▶ [YOUR OBJECTIVE] Change every occurrence of "brak odpowiedzi" in the data below to "bez odpowiedzi", and reproduce all the lines with nothing else altered.

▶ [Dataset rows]
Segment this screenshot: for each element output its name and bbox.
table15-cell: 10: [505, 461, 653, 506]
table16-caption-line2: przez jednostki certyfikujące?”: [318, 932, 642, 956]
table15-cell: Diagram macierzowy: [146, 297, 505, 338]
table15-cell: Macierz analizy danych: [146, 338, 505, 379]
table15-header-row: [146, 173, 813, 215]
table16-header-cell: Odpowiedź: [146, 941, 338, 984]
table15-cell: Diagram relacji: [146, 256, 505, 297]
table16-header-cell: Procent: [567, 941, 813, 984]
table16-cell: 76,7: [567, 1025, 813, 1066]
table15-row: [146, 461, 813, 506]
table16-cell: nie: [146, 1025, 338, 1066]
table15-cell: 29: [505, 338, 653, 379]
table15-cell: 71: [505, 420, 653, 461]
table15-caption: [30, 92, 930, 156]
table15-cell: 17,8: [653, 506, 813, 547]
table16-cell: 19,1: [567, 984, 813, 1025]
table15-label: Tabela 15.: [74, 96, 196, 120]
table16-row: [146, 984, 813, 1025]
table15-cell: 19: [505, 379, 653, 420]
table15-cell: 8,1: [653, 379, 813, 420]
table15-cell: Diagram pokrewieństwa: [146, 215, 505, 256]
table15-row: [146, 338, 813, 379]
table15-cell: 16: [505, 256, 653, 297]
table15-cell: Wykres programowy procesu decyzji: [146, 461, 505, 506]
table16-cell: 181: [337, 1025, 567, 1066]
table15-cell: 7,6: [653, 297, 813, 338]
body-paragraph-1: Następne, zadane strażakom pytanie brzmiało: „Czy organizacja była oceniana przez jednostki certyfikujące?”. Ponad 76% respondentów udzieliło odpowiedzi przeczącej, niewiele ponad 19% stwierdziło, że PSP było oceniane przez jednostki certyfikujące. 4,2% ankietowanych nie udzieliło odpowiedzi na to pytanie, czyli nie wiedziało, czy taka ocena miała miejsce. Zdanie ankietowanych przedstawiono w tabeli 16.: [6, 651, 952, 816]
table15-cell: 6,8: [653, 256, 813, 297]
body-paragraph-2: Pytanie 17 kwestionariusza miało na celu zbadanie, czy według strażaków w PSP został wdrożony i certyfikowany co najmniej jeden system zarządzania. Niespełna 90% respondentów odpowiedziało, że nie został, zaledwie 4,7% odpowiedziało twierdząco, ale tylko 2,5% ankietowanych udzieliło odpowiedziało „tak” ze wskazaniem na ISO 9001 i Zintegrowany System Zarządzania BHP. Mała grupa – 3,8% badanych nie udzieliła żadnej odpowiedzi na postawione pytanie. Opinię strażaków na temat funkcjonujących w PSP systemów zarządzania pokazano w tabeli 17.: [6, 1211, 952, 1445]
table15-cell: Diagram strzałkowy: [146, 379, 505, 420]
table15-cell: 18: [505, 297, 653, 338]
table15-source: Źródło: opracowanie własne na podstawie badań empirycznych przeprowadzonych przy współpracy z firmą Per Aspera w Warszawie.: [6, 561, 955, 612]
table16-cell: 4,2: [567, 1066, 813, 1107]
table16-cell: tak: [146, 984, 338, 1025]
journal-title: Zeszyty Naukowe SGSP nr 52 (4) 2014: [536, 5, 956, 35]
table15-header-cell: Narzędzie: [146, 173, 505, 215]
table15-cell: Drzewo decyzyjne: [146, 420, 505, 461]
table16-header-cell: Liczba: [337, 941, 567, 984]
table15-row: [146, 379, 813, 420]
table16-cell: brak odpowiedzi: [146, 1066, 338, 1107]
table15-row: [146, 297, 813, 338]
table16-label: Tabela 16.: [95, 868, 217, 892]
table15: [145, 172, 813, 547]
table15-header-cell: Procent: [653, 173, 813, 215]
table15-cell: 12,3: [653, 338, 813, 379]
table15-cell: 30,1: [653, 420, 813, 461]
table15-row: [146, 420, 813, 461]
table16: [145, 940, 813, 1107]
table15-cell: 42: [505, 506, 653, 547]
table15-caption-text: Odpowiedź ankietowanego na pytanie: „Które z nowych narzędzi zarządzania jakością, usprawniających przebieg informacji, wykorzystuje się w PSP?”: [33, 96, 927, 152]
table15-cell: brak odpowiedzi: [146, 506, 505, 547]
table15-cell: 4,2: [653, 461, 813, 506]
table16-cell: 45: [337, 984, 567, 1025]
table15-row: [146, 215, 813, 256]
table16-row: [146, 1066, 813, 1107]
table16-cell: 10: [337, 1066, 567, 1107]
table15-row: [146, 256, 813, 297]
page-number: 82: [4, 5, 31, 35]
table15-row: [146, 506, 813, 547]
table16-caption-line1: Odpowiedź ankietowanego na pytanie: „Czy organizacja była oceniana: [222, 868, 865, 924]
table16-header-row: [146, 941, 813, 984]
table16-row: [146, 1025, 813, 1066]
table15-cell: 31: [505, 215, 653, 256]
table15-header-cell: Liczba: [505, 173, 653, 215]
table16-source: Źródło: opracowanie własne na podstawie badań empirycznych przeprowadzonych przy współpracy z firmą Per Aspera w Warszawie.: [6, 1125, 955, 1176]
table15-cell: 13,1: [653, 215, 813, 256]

▶ [FINAL RESULT]
Segment this screenshot: for each element output its name and bbox.
table15-cell: 10: [505, 461, 653, 506]
table16-caption-line2: przez jednostki certyfikujące?”: [318, 932, 642, 956]
table15-cell: Diagram macierzowy: [146, 297, 505, 338]
table15-cell: Macierz analizy danych: [146, 338, 505, 379]
table15-header-row: [146, 173, 813, 215]
table16-header-cell: Odpowiedź: [146, 941, 338, 984]
table15-cell: Diagram relacji: [146, 256, 505, 297]
table16-header-cell: Procent: [567, 941, 813, 984]
table16-cell: 76,7: [567, 1025, 813, 1066]
table15-row: [146, 461, 813, 506]
table16-cell: nie: [146, 1025, 338, 1066]
table15-cell: 29: [505, 338, 653, 379]
table15-cell: 71: [505, 420, 653, 461]
table15-caption: [30, 92, 930, 156]
table15-cell: 17,8: [653, 506, 813, 547]
table16-cell: 19,1: [567, 984, 813, 1025]
table15-label: Tabela 15.: [74, 96, 196, 120]
table16-row: [146, 984, 813, 1025]
table15-cell: 19: [505, 379, 653, 420]
table15-cell: 8,1: [653, 379, 813, 420]
table15-cell: Diagram pokrewieństwa: [146, 215, 505, 256]
table15-row: [146, 338, 813, 379]
table15-cell: 16: [505, 256, 653, 297]
table15-cell: Wykres programowy procesu decyzji: [146, 461, 505, 506]
table16-cell: 181: [337, 1025, 567, 1066]
table15-cell: 7,6: [653, 297, 813, 338]
body-paragraph-1: Następne, zadane strażakom pytanie brzmiało: „Czy organizacja była oceniana przez jednostki certyfikujące?”. Ponad 76% respondentów udzieliło odpowiedzi przeczącej, niewiele ponad 19% stwierdziło, że PSP było oceniane przez jednostki certyfikujące. 4,2% ankietowanych nie udzieliło odpowiedzi na to pytanie, czyli nie wiedziało, czy taka ocena miała miejsce. Zdanie ankietowanych przedstawiono w tabeli 16.: [6, 651, 952, 816]
table15-cell: 6,8: [653, 256, 813, 297]
body-paragraph-2: Pytanie 17 kwestionariusza miało na celu zbadanie, czy według strażaków w PSP został wdrożony i certyfikowany co najmniej jeden system zarządzania. Niespełna 90% respondentów odpowiedziało, że nie został, zaledwie 4,7% odpowiedziało twierdząco, ale tylko 2,5% ankietowanych udzieliło odpowiedziało „tak” ze wskazaniem na ISO 9001 i Zintegrowany System Zarządzania BHP. Mała grupa – 3,8% badanych nie udzieliła żadnej odpowiedzi na postawione pytanie. Opinię strażaków na temat funkcjonujących w PSP systemów zarządzania pokazano w tabeli 17.: [6, 1211, 952, 1445]
table15-cell: Diagram strzałkowy: [146, 379, 505, 420]
table15-cell: 18: [505, 297, 653, 338]
table15-source: Źródło: opracowanie własne na podstawie badań empirycznych przeprowadzonych przy współpracy z firmą Per Aspera w Warszawie.: [6, 561, 955, 612]
table16-cell: 4,2: [567, 1066, 813, 1107]
table16-cell: tak: [146, 984, 338, 1025]
journal-title: Zeszyty Naukowe SGSP nr 52 (4) 2014: [536, 5, 956, 35]
table15-header-cell: Narzędzie: [146, 173, 505, 215]
table15-cell: Drzewo decyzyjne: [146, 420, 505, 461]
table16-header-cell: Liczba: [337, 941, 567, 984]
table15-row: [146, 379, 813, 420]
table16-cell: bez odpowiedzi: [146, 1066, 338, 1107]
table15-row: [146, 297, 813, 338]
table16-label: Tabela 16.: [95, 868, 217, 892]
table15: [145, 172, 813, 547]
table15-header-cell: Procent: [653, 173, 813, 215]
table15-cell: 12,3: [653, 338, 813, 379]
table15-cell: 30,1: [653, 420, 813, 461]
table15-row: [146, 420, 813, 461]
table16: [145, 940, 813, 1107]
table15-cell: 42: [505, 506, 653, 547]
table15-caption-text: Odpowiedź ankietowanego na pytanie: „Które z nowych narzędzi zarządzania jakością, usprawniających przebieg informacji, wykorzystuje się w PSP?”: [33, 96, 927, 152]
table15-cell: bez odpowiedzi: [146, 506, 505, 547]
table15-cell: 4,2: [653, 461, 813, 506]
table16-cell: 45: [337, 984, 567, 1025]
table15-row: [146, 215, 813, 256]
table16-row: [146, 1066, 813, 1107]
table16-cell: 10: [337, 1066, 567, 1107]
table15-row: [146, 256, 813, 297]
page-number: 82: [4, 5, 31, 35]
table15-row: [146, 506, 813, 547]
table16-caption-line1: Odpowiedź ankietowanego na pytanie: „Czy organizacja była oceniana: [222, 868, 865, 924]
table16-header-row: [146, 941, 813, 984]
table16-row: [146, 1025, 813, 1066]
table15-cell: 31: [505, 215, 653, 256]
table15-header-cell: Liczba: [505, 173, 653, 215]
table16-source: Źródło: opracowanie własne na podstawie badań empirycznych przeprowadzonych przy współpracy z firmą Per Aspera w Warszawie.: [6, 1125, 955, 1176]
table15-cell: 13,1: [653, 215, 813, 256]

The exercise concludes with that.